Dataset records
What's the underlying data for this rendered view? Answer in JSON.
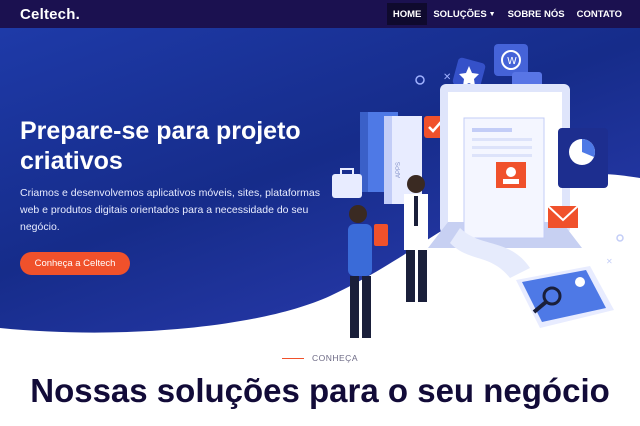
{
  "header": {
    "logo": "Celtech.",
    "nav": [
      {
        "label": "HOME",
        "active": true
      },
      {
        "label": "SOLUÇÕES",
        "dropdown": true
      },
      {
        "label": "SOBRE NÓS"
      },
      {
        "label": "CONTATO"
      }
    ]
  },
  "hero": {
    "title": "Prepare-se para projeto criativos",
    "subtitle": "Criamos e desenvolvemos aplicativos móveis, sites, plataformas web e produtos digitais orientados para a necessidade do seu negócio.",
    "cta_label": "Conheça a Celtech",
    "illustration_text": "APPS"
  },
  "section": {
    "tag": "CONHEÇA",
    "title": "Nossas soluções para o seu negócio"
  },
  "colors": {
    "navbar": "#1b1150",
    "hero_blue": "#1e3aa8",
    "accent": "#f0512b",
    "title_dark": "#120b38"
  }
}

Stated exercise> Which lines above contain "negócio"? Show each of them.

Answer in full>
    "subtitle": "Criamos e desenvolvemos aplicativos móveis, sites, plataformas web e produtos digitais orientados para a necessidade do seu negócio.",
    "title": "Nossas soluções para o seu negócio"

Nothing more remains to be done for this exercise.